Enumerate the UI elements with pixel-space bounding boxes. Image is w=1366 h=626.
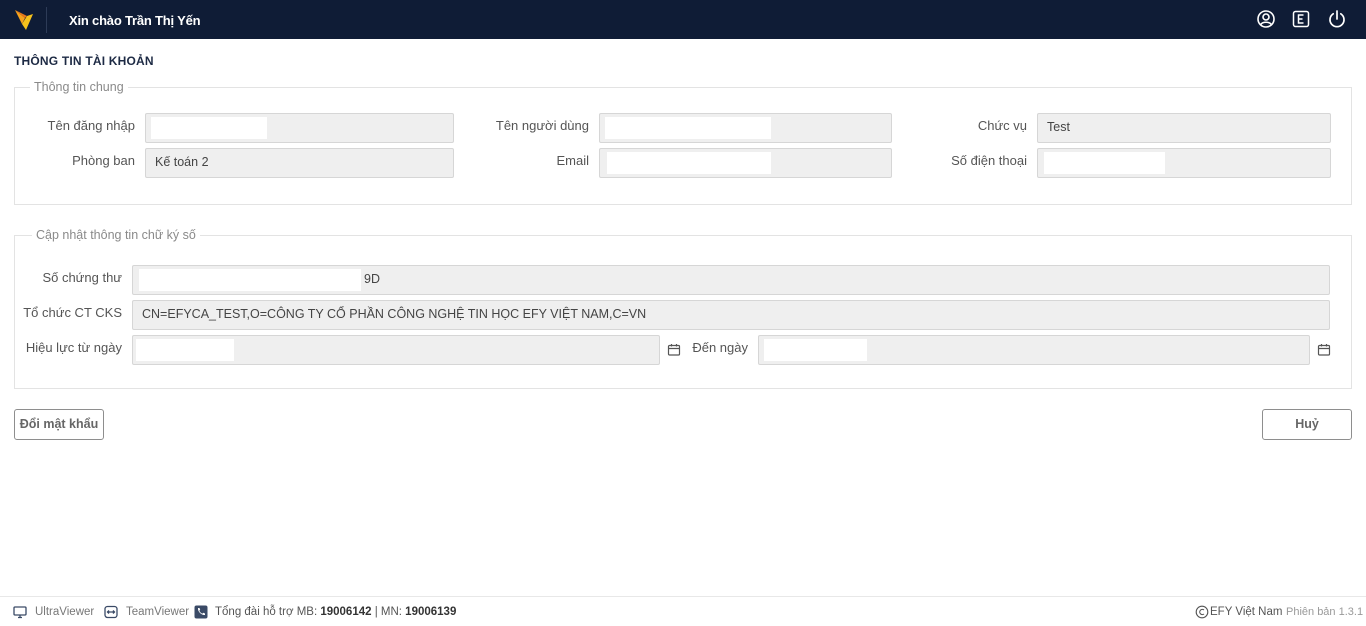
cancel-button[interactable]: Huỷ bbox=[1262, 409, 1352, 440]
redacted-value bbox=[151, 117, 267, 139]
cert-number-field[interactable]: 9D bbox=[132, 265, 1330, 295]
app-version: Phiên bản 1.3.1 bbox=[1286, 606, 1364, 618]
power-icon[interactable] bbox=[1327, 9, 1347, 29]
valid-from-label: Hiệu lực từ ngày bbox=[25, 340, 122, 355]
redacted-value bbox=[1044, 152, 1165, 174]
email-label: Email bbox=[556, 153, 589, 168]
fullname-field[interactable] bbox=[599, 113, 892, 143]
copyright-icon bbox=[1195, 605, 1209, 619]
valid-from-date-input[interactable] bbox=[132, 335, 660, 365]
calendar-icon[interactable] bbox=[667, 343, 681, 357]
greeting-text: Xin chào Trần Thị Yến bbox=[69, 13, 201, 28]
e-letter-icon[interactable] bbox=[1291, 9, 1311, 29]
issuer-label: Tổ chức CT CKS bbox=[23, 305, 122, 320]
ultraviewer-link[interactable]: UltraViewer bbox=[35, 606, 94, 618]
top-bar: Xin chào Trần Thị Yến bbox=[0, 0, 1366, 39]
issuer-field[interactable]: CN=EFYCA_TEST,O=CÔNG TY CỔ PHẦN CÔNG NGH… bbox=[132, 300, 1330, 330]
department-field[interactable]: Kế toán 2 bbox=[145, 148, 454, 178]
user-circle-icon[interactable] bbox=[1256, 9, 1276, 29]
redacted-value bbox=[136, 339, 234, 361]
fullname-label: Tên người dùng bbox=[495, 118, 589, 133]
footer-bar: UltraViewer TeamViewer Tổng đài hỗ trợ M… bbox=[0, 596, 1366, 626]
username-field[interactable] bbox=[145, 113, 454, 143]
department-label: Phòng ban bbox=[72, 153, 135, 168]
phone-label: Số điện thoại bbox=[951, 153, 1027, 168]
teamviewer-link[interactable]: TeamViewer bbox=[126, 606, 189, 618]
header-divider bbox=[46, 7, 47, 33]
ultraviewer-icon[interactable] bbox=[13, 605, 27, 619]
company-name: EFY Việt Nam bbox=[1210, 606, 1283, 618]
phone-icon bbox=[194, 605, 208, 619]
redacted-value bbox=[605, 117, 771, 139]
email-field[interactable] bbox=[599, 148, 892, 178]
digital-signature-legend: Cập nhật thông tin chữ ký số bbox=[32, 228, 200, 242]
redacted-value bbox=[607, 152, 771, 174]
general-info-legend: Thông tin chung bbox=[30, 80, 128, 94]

◆ ЗАДАНИЕ
Замените во всех пунктах выше «redacted-value» на «masked-value» и приведите эти пункты полностью, больше ничего не меняя. Изображения в ответ не включайте.

◆ РЕЗУЛЬТАТ ВЫПОЛНЕНИЯ
Enumerate the UI elements with pixel-space bounding boxes. Image is w=1366 h=626.
cancel-button[interactable]: Huỷ bbox=[1262, 409, 1352, 440]
masked-value bbox=[151, 117, 267, 139]
cert-number-field[interactable]: 9D bbox=[132, 265, 1330, 295]
app-version: Phiên bản 1.3.1 bbox=[1286, 606, 1364, 618]
power-icon[interactable] bbox=[1327, 9, 1347, 29]
valid-from-label: Hiệu lực từ ngày bbox=[25, 340, 122, 355]
masked-value bbox=[1044, 152, 1165, 174]
email-label: Email bbox=[556, 153, 589, 168]
fullname-field[interactable] bbox=[599, 113, 892, 143]
copyright-icon bbox=[1195, 605, 1209, 619]
valid-from-date-input[interactable] bbox=[132, 335, 660, 365]
calendar-icon[interactable] bbox=[667, 343, 681, 357]
greeting-text: Xin chào Trần Thị Yến bbox=[69, 13, 201, 28]
e-letter-icon[interactable] bbox=[1291, 9, 1311, 29]
issuer-label: Tổ chức CT CKS bbox=[23, 305, 122, 320]
ultraviewer-link[interactable]: UltraViewer bbox=[35, 606, 94, 618]
top-bar: Xin chào Trần Thị Yến bbox=[0, 0, 1366, 39]
issuer-field[interactable]: CN=EFYCA_TEST,O=CÔNG TY CỔ PHẦN CÔNG NGH… bbox=[132, 300, 1330, 330]
department-field[interactable]: Kế toán 2 bbox=[145, 148, 454, 178]
user-circle-icon[interactable] bbox=[1256, 9, 1276, 29]
masked-value bbox=[136, 339, 234, 361]
fullname-label: Tên người dùng bbox=[495, 118, 589, 133]
footer-bar: UltraViewer TeamViewer Tổng đài hỗ trợ M… bbox=[0, 596, 1366, 626]
username-field[interactable] bbox=[145, 113, 454, 143]
department-label: Phòng ban bbox=[72, 153, 135, 168]
phone-label: Số điện thoại bbox=[951, 153, 1027, 168]
teamviewer-link[interactable]: TeamViewer bbox=[126, 606, 189, 618]
header-divider bbox=[46, 7, 47, 33]
ultraviewer-icon[interactable] bbox=[13, 605, 27, 619]
company-name: EFY Việt Nam bbox=[1210, 606, 1283, 618]
phone-icon bbox=[194, 605, 208, 619]
masked-value bbox=[605, 117, 771, 139]
email-field[interactable] bbox=[599, 148, 892, 178]
digital-signature-legend: Cập nhật thông tin chữ ký số bbox=[32, 228, 200, 242]
masked-value bbox=[607, 152, 771, 174]
general-info-legend: Thông tin chung bbox=[30, 80, 128, 94]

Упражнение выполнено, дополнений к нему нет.